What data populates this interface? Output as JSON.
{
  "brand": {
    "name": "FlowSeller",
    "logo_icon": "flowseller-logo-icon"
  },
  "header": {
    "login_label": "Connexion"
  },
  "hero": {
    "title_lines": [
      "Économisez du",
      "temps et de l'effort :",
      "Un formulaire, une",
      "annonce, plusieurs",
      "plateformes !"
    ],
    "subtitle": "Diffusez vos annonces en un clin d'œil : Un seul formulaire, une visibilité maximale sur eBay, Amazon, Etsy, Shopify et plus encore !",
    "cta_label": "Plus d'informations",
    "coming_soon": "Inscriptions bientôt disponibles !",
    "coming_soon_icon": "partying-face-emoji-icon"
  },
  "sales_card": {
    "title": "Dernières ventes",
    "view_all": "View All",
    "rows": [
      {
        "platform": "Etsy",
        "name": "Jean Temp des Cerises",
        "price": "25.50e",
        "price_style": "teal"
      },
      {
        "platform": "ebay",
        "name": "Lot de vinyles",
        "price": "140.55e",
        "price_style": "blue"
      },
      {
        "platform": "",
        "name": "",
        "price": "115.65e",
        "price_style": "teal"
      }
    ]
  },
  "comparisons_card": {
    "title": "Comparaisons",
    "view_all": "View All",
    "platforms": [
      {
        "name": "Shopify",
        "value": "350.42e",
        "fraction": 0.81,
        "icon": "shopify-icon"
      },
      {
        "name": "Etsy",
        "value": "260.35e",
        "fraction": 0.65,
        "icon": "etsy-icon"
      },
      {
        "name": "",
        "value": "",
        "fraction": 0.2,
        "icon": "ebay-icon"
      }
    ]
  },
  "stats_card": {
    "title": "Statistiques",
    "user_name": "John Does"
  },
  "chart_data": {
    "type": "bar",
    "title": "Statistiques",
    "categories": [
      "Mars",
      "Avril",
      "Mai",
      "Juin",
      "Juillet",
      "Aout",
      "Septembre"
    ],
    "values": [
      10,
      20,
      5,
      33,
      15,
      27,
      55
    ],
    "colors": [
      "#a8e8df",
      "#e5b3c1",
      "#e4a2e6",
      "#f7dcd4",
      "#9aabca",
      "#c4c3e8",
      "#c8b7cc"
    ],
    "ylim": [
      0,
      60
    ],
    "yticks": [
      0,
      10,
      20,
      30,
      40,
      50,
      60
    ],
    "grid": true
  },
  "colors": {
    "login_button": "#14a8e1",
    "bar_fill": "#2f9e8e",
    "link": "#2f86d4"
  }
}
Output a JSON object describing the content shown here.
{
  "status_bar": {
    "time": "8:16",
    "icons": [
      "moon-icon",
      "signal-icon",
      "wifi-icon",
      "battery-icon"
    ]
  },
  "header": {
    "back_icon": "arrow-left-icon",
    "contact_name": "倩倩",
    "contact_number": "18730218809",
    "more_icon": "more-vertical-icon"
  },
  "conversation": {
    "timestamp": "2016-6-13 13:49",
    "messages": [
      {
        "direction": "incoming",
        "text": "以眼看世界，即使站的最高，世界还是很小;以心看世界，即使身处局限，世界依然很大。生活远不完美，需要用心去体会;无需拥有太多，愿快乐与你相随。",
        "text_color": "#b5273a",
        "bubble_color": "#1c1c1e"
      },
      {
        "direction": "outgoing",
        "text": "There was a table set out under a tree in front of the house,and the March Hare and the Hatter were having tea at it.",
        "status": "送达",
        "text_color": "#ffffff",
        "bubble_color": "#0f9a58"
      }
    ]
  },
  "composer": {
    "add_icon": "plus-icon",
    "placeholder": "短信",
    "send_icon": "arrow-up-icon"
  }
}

- _The problem_
The required output is the exact sequence of lines from the one containing "Output a JSON" through the end of the listing, both endpoints included.

- _Solution_
Output a JSON object describing the content shown here.
{
  "status_bar": {
    "time": "8:16",
    "icons": [
      "moon-icon",
      "signal-icon",
      "wifi-icon",
      "battery-icon"
    ]
  },
  "header": {
    "back_icon": "arrow-left-icon",
    "contact_name": "倩倩",
    "contact_number": "18730218809",
    "more_icon": "more-vertical-icon"
  },
  "conversation": {
    "timestamp": "2016-6-13 13:49",
    "messages": [
      {
        "direction": "incoming",
        "text": "以眼看世界，即使站的最高，世界还是很小;以心看世界，即使身处局限，世界依然很大。生活远不完美，需要用心去体会;无需拥有太多，愿快乐与你相随。",
        "text_color": "#b5273a",
        "bubble_color": "#1c1c1e"
      },
      {
        "direction": "outgoing",
        "text": "There was a table set out under a tree in front of the house,and the March Hare and the Hatter were having tea at it.",
        "status": "送达",
        "text_color": "#ffffff",
        "bubble_color": "#0f9a58"
      }
    ]
  },
  "composer": {
    "add_icon": "plus-icon",
    "placeholder": "短信",
    "send_icon": "arrow-up-icon"
  }
}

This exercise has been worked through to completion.